--- Extrait du texte ---

Billet proustien (51) : L’amour fantasme et maladie

Marcel Proust avec Robert de Flers et Lucien Daudet, vers 1893

Au fond d’un amour, il est toujours quelque rêve, nous apprend le narrateur, rattaché à une personne ou à plusieurs ou encore à une représentation. Et viennent ici des exemples vécus par Marcel : « C’était ma croyance en Bergotte, en Swann qui m’avait fait aimer Gilberte, ma croyance en Gilbert le Mauvais qui m’avait fait aimer Mme de Guermantes. »

Si à Gilberte est associé un écrivain ou un ami (qui est aussi un père), la référence d’Albertine sera un décor et son élément marin. La jeune fille s’y fait pareille à quelque nymphe : « Et quelle large étendue de mer avait été réservée dans mon amour, même le plus douloureux, le plus jaloux, le plus individuel semblait-il, pour Albertine ! »

De là que nous passons à l’idée que les amours individualisées sont proches de maladies ou de fantasmes inscrits à même nos organes souffrants pour mieux en revenir à l’aberration affective : « Et les maladies du corps elles-mêmes, du moins celles qui tiennent d’un peu près au système nerveux, ne sont-elles pas des espèces de goûts particuliers ou d’effrois particuliers contractés par nos organes, nos articulations, qui se trouvent ainsi avoir pris pour certains climats une horreur aussi inexplicable et aussi têtue que le penchant que certains hommes trahissent pour les femmes, par exemple, qui portent un lorgnon, ou pour les écuyères ? »

--- Données fournies ---

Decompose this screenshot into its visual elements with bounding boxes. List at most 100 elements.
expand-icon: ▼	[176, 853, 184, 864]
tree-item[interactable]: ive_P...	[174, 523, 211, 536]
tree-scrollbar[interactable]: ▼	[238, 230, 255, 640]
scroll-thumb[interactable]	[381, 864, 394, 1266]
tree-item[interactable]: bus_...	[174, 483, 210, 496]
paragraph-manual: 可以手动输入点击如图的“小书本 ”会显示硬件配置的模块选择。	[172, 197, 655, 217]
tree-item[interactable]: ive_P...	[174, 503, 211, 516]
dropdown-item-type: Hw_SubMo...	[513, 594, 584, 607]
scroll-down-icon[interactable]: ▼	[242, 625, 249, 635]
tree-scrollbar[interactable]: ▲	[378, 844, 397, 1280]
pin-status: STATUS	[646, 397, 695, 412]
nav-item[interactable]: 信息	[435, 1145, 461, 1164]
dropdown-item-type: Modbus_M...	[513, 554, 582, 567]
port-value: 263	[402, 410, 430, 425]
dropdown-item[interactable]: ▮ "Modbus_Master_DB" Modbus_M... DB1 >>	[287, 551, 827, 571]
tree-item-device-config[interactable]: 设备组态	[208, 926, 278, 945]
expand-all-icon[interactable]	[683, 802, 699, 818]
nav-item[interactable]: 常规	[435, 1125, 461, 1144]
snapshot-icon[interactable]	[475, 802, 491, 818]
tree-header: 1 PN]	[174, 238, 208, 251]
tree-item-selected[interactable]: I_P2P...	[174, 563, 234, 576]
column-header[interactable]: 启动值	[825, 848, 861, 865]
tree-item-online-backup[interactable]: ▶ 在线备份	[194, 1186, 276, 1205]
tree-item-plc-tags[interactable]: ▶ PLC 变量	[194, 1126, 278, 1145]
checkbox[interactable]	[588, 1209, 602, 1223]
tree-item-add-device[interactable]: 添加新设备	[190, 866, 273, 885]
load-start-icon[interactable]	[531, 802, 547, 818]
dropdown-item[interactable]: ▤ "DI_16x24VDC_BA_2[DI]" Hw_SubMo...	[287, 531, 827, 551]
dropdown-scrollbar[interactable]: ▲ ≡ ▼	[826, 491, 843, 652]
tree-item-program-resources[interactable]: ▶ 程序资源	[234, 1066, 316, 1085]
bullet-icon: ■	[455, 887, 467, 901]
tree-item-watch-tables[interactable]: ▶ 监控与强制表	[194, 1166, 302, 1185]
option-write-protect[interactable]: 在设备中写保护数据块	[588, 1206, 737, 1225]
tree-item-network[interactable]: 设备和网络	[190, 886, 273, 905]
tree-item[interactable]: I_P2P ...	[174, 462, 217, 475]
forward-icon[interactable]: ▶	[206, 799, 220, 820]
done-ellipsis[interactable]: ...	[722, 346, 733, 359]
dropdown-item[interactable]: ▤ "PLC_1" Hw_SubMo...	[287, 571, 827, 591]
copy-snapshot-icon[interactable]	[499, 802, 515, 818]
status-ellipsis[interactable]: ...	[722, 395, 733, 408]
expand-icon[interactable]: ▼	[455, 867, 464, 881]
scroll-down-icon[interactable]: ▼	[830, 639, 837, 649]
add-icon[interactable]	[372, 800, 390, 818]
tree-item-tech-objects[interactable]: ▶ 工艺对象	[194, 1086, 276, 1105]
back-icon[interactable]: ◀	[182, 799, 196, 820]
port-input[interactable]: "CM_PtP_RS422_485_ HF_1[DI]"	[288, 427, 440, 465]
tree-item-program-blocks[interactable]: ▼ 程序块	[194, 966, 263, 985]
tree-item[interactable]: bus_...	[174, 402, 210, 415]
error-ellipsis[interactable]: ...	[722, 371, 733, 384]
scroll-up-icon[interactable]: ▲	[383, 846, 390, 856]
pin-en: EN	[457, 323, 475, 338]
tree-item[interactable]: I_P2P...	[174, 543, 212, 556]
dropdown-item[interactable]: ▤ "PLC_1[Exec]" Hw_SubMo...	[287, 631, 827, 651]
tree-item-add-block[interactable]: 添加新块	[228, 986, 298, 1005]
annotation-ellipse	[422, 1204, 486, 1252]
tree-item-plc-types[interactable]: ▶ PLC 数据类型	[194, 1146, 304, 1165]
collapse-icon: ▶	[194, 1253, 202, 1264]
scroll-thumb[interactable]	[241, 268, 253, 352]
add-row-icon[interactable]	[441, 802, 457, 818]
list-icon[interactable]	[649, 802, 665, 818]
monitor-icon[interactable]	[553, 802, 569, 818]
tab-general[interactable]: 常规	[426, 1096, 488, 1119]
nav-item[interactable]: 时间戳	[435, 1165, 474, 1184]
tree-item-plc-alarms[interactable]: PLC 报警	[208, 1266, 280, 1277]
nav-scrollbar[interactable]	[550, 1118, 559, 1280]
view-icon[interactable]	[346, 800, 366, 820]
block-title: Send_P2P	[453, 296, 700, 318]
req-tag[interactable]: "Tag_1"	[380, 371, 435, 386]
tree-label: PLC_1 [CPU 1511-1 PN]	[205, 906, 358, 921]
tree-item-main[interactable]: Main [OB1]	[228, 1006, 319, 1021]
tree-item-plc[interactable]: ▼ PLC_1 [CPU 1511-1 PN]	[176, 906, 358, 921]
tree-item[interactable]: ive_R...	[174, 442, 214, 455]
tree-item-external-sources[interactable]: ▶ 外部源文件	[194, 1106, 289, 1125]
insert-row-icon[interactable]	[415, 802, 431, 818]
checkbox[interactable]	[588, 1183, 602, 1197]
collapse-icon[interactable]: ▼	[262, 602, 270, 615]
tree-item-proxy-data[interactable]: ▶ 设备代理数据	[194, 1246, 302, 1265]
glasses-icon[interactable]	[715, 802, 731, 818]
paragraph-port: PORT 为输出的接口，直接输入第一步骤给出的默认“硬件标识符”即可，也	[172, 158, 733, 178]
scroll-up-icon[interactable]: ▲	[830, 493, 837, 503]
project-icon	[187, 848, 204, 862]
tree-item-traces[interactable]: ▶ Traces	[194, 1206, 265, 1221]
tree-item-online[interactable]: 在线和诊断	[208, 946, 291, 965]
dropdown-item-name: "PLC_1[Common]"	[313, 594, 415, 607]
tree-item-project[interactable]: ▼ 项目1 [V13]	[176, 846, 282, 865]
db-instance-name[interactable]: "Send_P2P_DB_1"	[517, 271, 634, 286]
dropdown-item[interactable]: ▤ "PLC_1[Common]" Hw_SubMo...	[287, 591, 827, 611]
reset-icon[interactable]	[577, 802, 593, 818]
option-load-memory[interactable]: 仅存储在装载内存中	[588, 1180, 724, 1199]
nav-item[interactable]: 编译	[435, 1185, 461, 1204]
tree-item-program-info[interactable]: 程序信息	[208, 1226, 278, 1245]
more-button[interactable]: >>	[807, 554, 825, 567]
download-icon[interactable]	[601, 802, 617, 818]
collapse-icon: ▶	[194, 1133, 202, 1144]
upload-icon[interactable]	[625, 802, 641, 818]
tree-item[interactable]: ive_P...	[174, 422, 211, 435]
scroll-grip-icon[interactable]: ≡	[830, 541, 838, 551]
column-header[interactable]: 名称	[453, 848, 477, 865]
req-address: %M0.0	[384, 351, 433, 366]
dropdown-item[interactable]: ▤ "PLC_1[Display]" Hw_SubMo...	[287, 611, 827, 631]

---

### Travail à faire
A. Résumez l'extrait en deux phrases.
B. D'après l'extrait, qu'est-ce qui a fait aimer Gilberte à Marcel, puis Mme de Guermantes ? Répondez en une ou deux phrases.

### Réponses par numéro
A. Selon le narrateur, au fond de tout amour se trouve un rêve rattaché à une ou plusieurs personnes ou à une représentation : la croyance en Bergotte et en Swann a fait aimer Gilberte, tandis que l'amour pour Albertine a pour référence un décor marin. L'extrait rapproche ensuite les amours individualisées des maladies, surtout nerveuses, décrites comme des goûts ou des effrois particuliers contractés par nos organes.

B. C'est sa croyance en Bergotte et en Swann qui a fait aimer Gilberte à Marcel. Sa croyance en Gilbert le Mauvais lui a fait aimer Mme de Guermantes.